▸ Objective
Reproduce the material below line for line, with no changes.

---

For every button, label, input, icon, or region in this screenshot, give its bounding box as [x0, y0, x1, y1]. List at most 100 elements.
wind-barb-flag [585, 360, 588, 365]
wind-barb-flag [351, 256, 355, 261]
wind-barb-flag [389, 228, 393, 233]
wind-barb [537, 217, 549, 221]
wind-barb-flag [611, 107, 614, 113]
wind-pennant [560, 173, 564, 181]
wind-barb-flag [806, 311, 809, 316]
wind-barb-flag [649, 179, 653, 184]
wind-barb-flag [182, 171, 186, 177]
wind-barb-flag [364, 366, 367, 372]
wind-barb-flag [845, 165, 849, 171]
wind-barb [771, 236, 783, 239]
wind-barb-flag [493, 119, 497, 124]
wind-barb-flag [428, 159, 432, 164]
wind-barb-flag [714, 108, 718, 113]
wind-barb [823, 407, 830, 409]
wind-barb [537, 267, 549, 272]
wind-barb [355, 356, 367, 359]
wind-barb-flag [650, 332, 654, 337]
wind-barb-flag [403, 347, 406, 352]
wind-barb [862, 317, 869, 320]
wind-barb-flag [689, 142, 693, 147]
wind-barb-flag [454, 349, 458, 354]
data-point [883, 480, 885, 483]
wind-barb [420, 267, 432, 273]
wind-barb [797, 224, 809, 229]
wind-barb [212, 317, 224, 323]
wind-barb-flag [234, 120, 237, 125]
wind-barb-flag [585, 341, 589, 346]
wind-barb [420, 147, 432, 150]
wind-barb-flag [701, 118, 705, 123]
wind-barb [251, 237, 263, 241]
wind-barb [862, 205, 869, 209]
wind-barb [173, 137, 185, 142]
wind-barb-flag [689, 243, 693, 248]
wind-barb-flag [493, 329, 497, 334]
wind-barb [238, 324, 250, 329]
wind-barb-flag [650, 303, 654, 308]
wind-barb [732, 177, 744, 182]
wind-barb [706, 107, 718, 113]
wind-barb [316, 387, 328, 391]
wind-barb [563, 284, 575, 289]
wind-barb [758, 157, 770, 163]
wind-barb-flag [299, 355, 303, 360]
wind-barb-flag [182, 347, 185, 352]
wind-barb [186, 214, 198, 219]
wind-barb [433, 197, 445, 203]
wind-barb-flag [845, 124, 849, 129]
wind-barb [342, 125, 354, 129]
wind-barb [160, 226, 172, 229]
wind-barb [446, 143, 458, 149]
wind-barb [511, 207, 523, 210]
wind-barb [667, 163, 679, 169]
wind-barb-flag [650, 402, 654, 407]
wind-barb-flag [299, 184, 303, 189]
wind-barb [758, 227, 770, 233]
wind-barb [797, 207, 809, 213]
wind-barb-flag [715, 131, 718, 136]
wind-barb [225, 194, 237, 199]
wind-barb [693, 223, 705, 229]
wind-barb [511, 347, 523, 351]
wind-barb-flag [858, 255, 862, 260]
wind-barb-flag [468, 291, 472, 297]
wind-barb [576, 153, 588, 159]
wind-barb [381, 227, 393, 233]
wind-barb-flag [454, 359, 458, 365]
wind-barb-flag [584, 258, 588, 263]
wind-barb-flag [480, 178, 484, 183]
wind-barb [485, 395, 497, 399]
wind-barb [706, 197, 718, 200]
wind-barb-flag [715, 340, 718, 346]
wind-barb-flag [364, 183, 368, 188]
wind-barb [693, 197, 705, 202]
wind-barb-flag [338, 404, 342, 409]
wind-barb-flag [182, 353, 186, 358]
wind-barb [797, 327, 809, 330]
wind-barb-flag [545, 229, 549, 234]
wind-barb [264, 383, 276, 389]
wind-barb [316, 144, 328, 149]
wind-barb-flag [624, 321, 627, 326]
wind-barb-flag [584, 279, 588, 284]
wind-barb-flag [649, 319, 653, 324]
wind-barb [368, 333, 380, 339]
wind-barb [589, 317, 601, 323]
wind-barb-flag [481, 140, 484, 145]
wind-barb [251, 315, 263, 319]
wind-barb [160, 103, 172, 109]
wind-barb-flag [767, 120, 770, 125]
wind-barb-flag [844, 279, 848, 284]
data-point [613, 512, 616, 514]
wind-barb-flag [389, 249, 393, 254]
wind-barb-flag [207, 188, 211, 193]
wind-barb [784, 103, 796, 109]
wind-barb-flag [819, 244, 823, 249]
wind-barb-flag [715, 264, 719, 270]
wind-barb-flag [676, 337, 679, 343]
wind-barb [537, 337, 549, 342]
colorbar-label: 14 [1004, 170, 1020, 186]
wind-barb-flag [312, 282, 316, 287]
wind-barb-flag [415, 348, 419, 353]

---

▸ Problem solution
For every button, label, input, icon, or region in this screenshot, give its bounding box as [x0, y0, x1, y1]. List at most 100 elements.
wind-barb-flag [585, 360, 588, 365]
wind-barb-flag [351, 256, 355, 261]
wind-barb-flag [389, 228, 393, 233]
wind-barb [537, 217, 549, 221]
wind-barb-flag [611, 107, 614, 113]
wind-pennant [560, 173, 564, 181]
wind-barb-flag [806, 311, 809, 316]
wind-barb-flag [649, 179, 653, 184]
wind-barb-flag [182, 171, 186, 177]
wind-barb-flag [364, 366, 367, 372]
wind-barb-flag [845, 165, 849, 171]
wind-barb [771, 236, 783, 239]
wind-barb-flag [493, 119, 497, 124]
wind-barb-flag [428, 159, 432, 164]
wind-barb-flag [714, 108, 718, 113]
wind-barb [823, 407, 830, 409]
wind-barb [537, 267, 549, 272]
wind-barb [355, 356, 367, 359]
wind-barb-flag [650, 332, 654, 337]
wind-barb-flag [403, 347, 406, 352]
wind-barb [862, 317, 869, 320]
wind-barb-flag [689, 142, 693, 147]
wind-barb-flag [454, 349, 458, 354]
data-point [883, 480, 885, 483]
wind-barb [420, 267, 432, 273]
wind-barb [797, 224, 809, 229]
wind-barb [212, 317, 224, 323]
wind-barb-flag [234, 120, 237, 125]
wind-barb-flag [585, 341, 589, 346]
wind-barb [420, 147, 432, 150]
wind-barb-flag [701, 118, 705, 123]
wind-barb [251, 237, 263, 241]
wind-barb [862, 205, 869, 209]
wind-barb [173, 137, 185, 142]
wind-barb-flag [689, 243, 693, 248]
wind-barb-flag [493, 329, 497, 334]
wind-barb [238, 324, 250, 329]
wind-barb-flag [650, 303, 654, 308]
wind-barb [732, 177, 744, 182]
wind-barb [706, 107, 718, 113]
wind-barb [316, 387, 328, 391]
wind-barb [563, 284, 575, 289]
wind-barb [758, 157, 770, 163]
wind-barb-flag [299, 355, 303, 360]
wind-barb-flag [182, 347, 185, 352]
wind-barb [186, 214, 198, 219]
wind-barb [433, 197, 445, 203]
wind-barb-flag [845, 124, 849, 129]
wind-barb [342, 125, 354, 129]
wind-barb [160, 226, 172, 229]
wind-barb [446, 143, 458, 149]
wind-barb [511, 207, 523, 210]
wind-barb [667, 163, 679, 169]
wind-barb-flag [650, 402, 654, 407]
wind-barb-flag [299, 184, 303, 189]
wind-barb [758, 227, 770, 233]
wind-barb [797, 207, 809, 213]
wind-barb-flag [715, 131, 718, 136]
wind-barb [225, 194, 237, 199]
wind-barb [693, 223, 705, 229]
wind-barb [511, 347, 523, 351]
wind-barb-flag [858, 255, 862, 260]
wind-barb-flag [468, 291, 472, 297]
wind-barb [576, 153, 588, 159]
wind-barb [381, 227, 393, 233]
wind-barb-flag [454, 359, 458, 365]
wind-barb-flag [584, 258, 588, 263]
wind-barb-flag [480, 178, 484, 183]
wind-barb [485, 395, 497, 399]
wind-barb [706, 197, 718, 200]
wind-barb-flag [715, 340, 718, 346]
wind-barb-flag [364, 183, 368, 188]
wind-barb [693, 197, 705, 202]
wind-barb-flag [338, 404, 342, 409]
wind-barb-flag [182, 353, 186, 358]
wind-barb [797, 327, 809, 330]
wind-barb-flag [545, 229, 549, 234]
wind-barb [264, 383, 276, 389]
wind-barb [316, 144, 328, 149]
wind-barb-flag [624, 321, 627, 326]
wind-barb-flag [584, 279, 588, 284]
wind-barb-flag [649, 319, 653, 324]
wind-barb [368, 333, 380, 339]
wind-barb [589, 317, 601, 323]
wind-barb-flag [481, 140, 484, 145]
wind-barb [251, 315, 263, 319]
wind-barb [160, 103, 172, 109]
wind-barb-flag [767, 120, 770, 125]
wind-barb-flag [844, 279, 848, 284]
data-point [613, 512, 616, 514]
wind-barb-flag [389, 249, 393, 254]
wind-barb-flag [207, 188, 211, 193]
wind-barb [784, 103, 796, 109]
wind-barb-flag [819, 244, 823, 249]
wind-barb-flag [715, 264, 719, 270]
wind-barb-flag [676, 337, 679, 343]
wind-barb [537, 337, 549, 342]
colorbar-label: 14 [1004, 170, 1020, 186]
wind-barb-flag [312, 282, 316, 287]
wind-barb-flag [415, 348, 419, 353]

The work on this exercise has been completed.